** SOURCE MATERIAL **

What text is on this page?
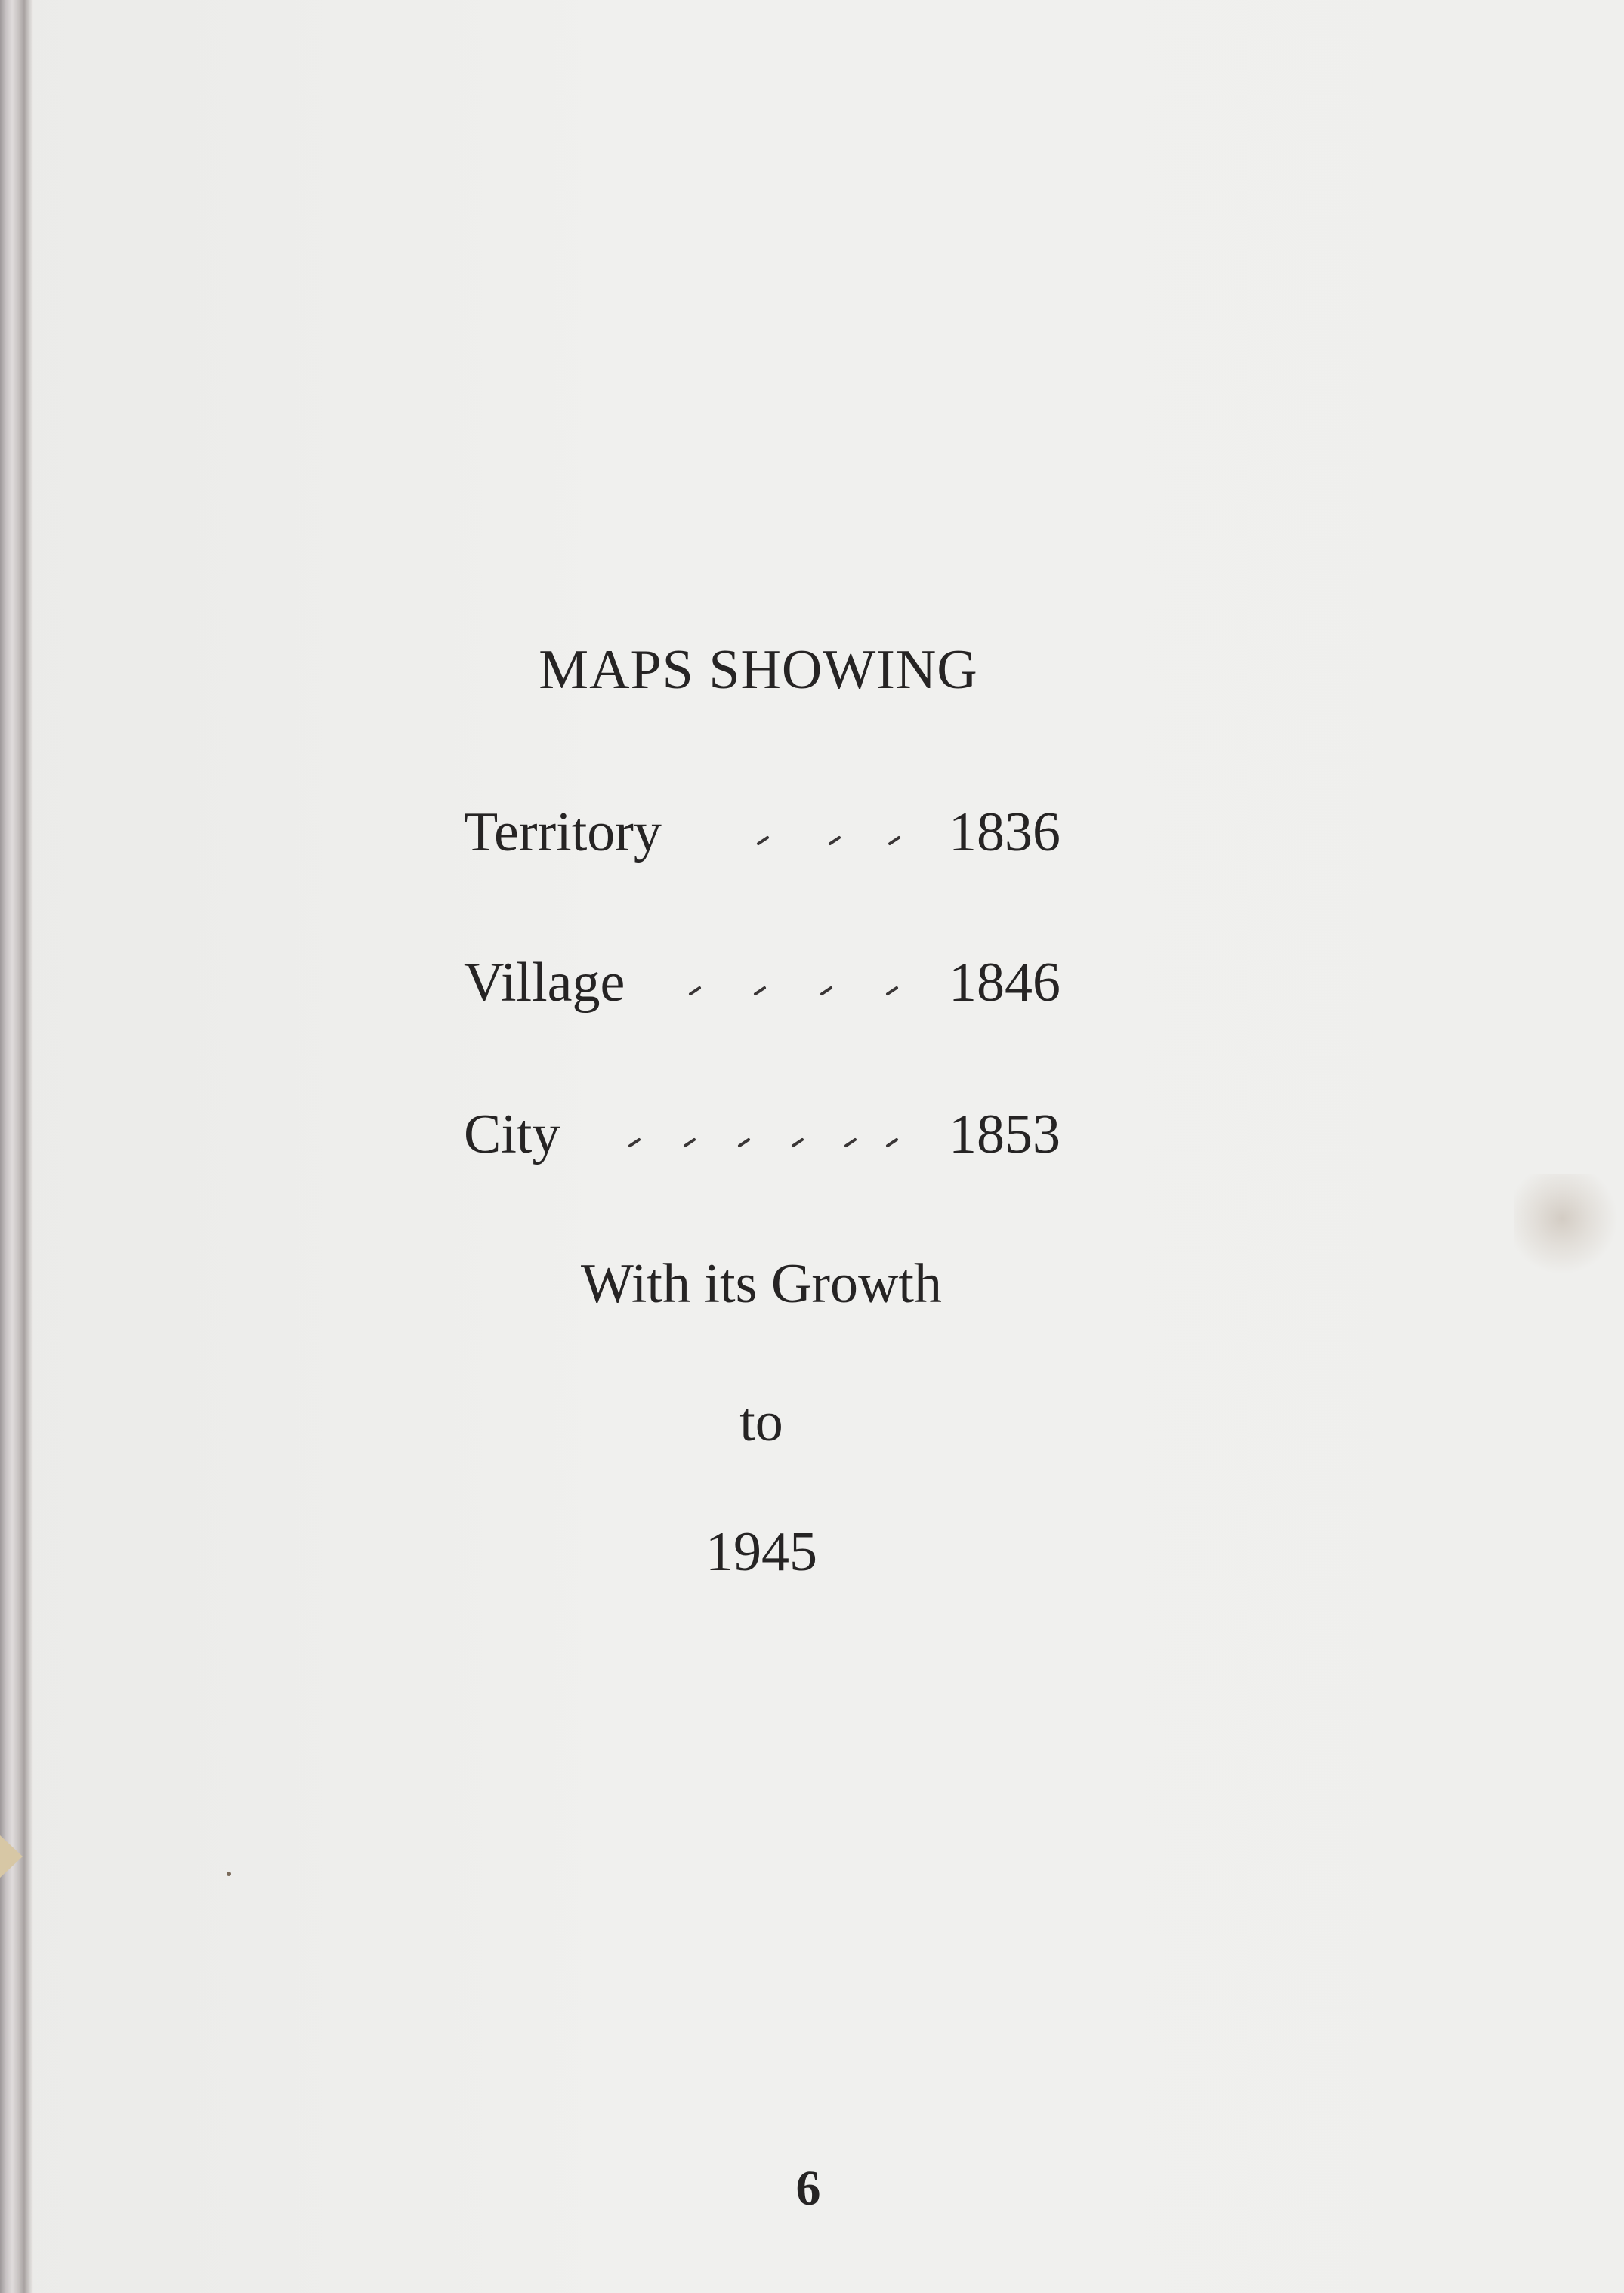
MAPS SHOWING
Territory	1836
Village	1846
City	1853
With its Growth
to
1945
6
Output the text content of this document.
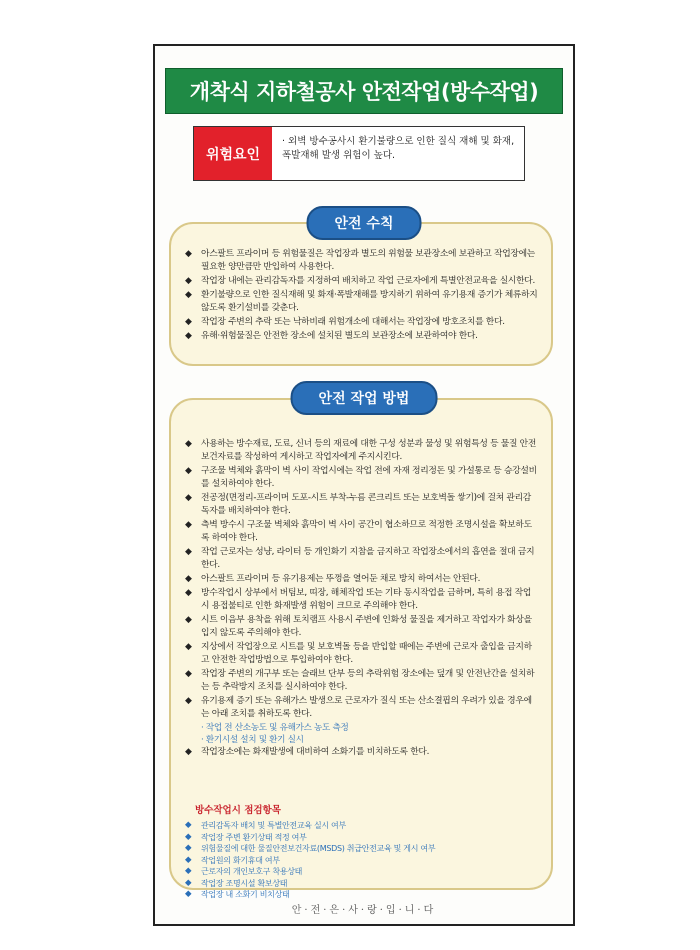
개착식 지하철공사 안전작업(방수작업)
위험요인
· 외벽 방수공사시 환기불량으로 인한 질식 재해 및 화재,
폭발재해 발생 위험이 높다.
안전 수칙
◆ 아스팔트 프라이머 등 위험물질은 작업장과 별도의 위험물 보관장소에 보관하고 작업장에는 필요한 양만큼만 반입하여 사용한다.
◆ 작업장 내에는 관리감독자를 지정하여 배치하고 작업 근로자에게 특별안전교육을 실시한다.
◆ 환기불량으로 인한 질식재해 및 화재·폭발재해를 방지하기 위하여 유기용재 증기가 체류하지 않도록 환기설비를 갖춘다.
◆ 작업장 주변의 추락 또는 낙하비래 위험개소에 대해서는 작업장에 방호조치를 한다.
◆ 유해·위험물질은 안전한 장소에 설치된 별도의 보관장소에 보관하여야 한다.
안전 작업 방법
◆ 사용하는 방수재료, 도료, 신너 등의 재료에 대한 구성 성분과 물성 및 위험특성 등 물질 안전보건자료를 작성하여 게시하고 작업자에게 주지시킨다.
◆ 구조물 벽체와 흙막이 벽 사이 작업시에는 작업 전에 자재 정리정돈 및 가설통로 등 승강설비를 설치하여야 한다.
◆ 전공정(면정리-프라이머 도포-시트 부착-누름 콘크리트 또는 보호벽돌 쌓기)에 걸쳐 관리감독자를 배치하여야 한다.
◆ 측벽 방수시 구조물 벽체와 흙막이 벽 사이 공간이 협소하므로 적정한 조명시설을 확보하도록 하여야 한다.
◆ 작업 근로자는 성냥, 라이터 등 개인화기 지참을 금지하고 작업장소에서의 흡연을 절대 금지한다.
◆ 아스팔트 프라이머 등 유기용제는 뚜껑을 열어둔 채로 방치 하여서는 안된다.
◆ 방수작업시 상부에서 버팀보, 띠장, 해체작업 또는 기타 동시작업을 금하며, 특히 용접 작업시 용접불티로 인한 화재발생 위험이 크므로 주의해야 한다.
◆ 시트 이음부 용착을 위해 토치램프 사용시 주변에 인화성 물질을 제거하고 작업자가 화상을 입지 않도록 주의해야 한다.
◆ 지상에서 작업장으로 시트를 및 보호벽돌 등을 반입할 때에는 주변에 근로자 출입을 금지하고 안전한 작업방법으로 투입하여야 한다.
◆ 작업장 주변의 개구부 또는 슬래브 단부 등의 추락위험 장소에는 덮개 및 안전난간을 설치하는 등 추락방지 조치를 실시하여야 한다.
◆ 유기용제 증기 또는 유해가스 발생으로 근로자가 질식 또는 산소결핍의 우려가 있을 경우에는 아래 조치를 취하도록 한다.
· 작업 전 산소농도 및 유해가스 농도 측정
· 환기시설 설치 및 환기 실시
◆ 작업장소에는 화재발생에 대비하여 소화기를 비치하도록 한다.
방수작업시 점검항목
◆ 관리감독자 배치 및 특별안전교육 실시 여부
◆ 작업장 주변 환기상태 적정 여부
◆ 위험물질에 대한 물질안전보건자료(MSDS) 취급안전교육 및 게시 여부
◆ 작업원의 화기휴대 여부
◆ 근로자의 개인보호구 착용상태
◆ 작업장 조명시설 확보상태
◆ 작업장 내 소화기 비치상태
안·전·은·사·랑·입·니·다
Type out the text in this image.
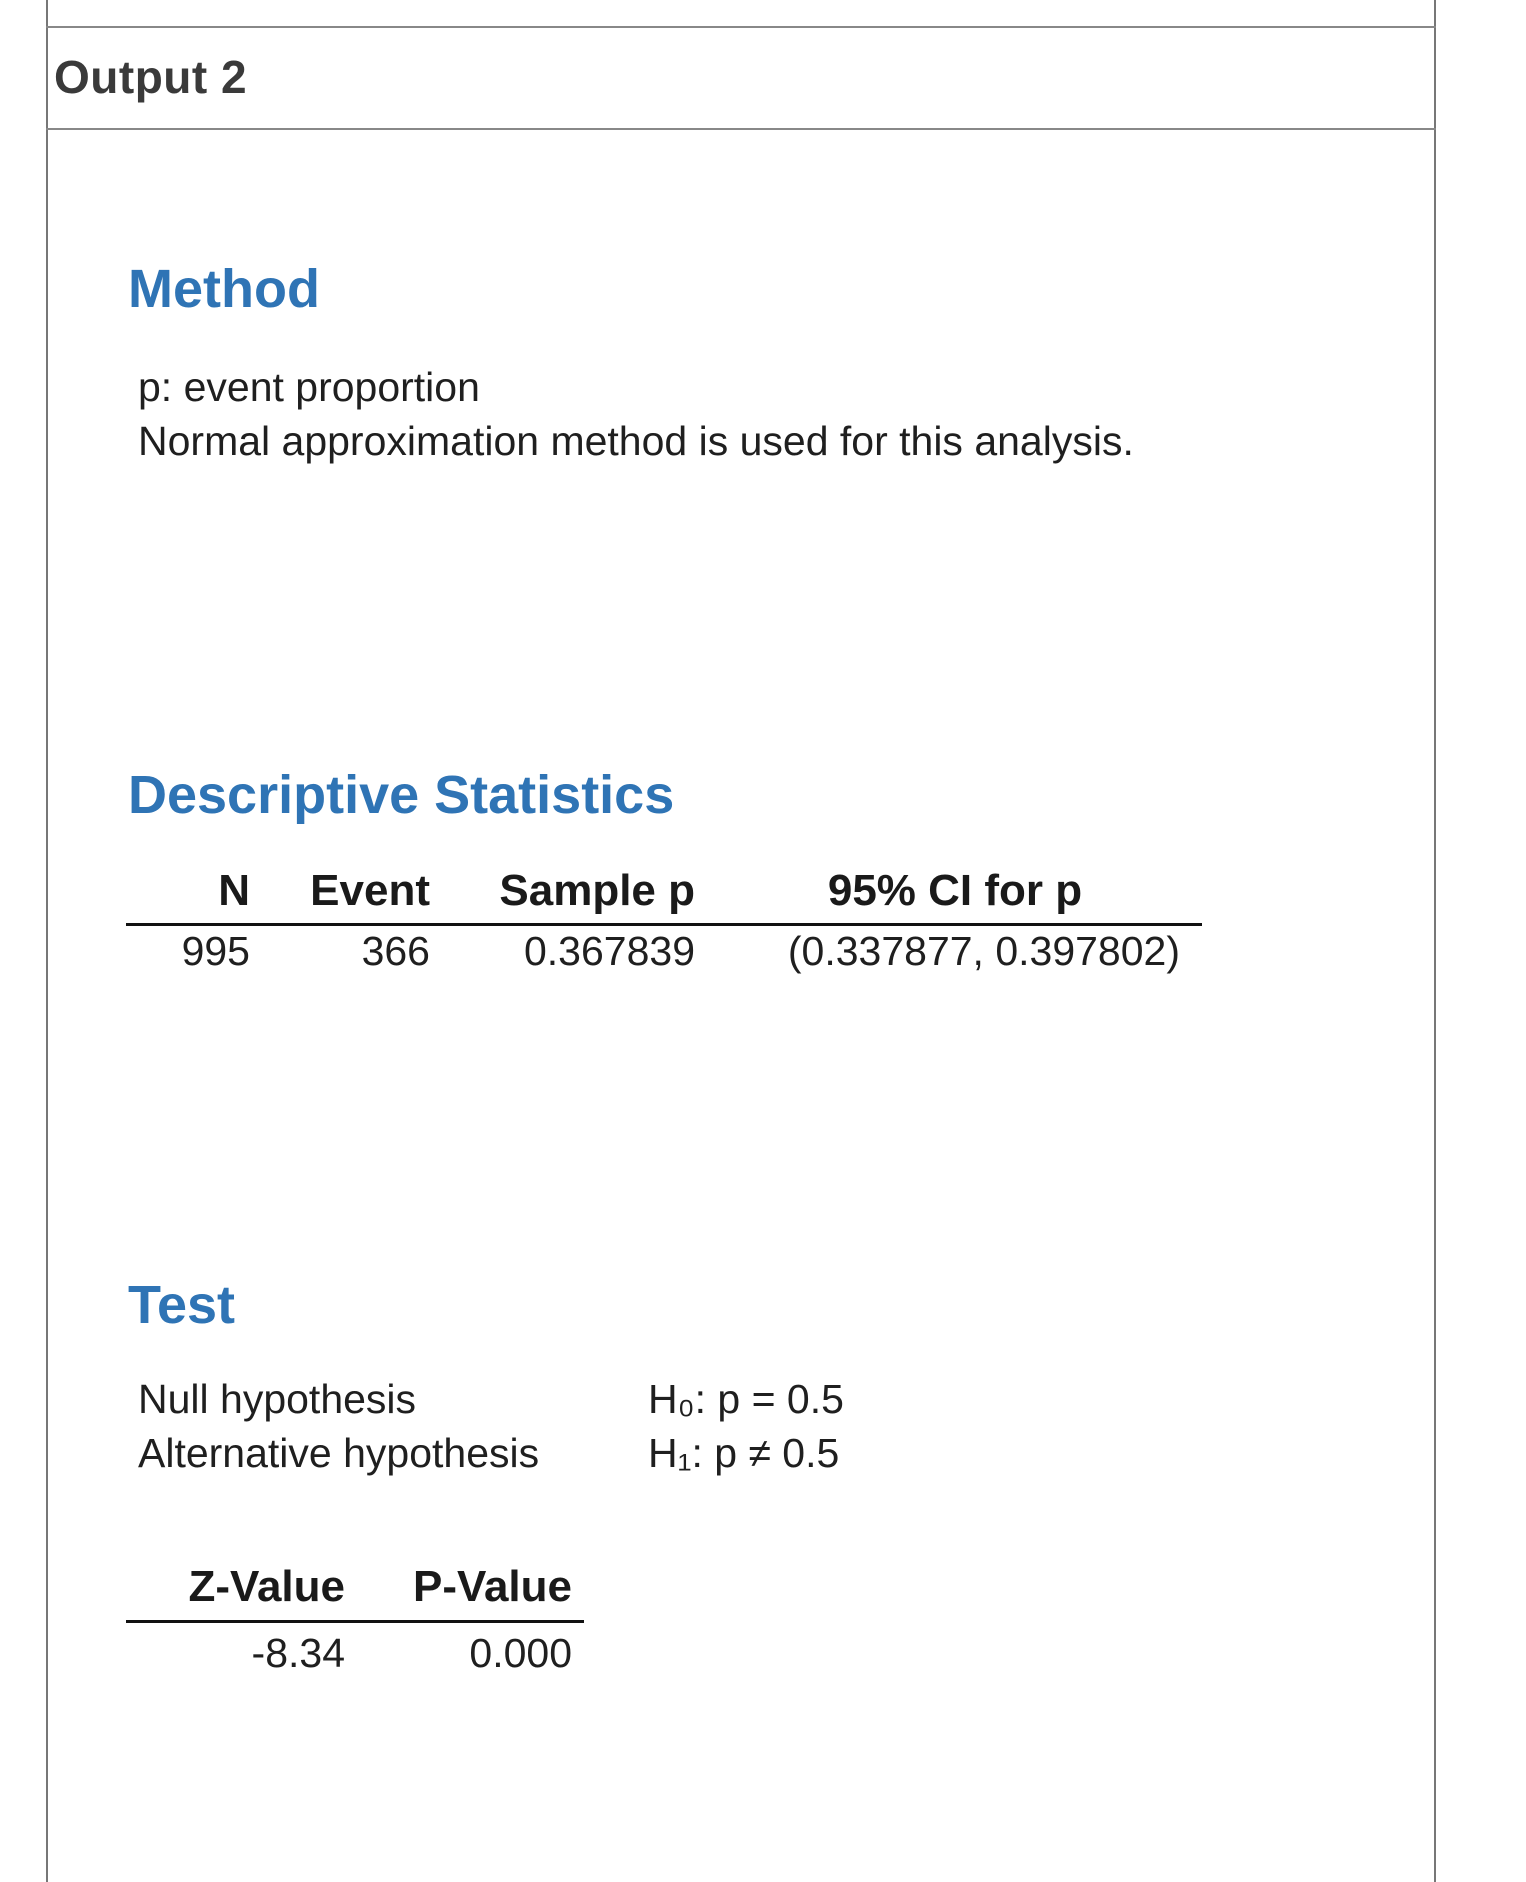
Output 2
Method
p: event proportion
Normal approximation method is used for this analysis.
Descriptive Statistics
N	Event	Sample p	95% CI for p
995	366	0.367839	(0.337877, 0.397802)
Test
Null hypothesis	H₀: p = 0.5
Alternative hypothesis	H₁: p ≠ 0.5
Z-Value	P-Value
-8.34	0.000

** REQUIREMENTS **
Set down exactly, from the line that contains "Type out the text in this image." through the last line of the data, each line as it stands, and leave the pictures out.

** REPLY **
Type out the text in this image.
Output 2
Method
p: event proportion
Normal approximation method is used for this analysis.
Descriptive Statistics
N	Event	Sample p	95% CI for p
995	366	0.367839	(0.337877, 0.397802)
Test
Null hypothesis	H₀: p = 0.5
Alternative hypothesis	H₁: p ≠ 0.5
Z-Value	P-Value
-8.34	0.000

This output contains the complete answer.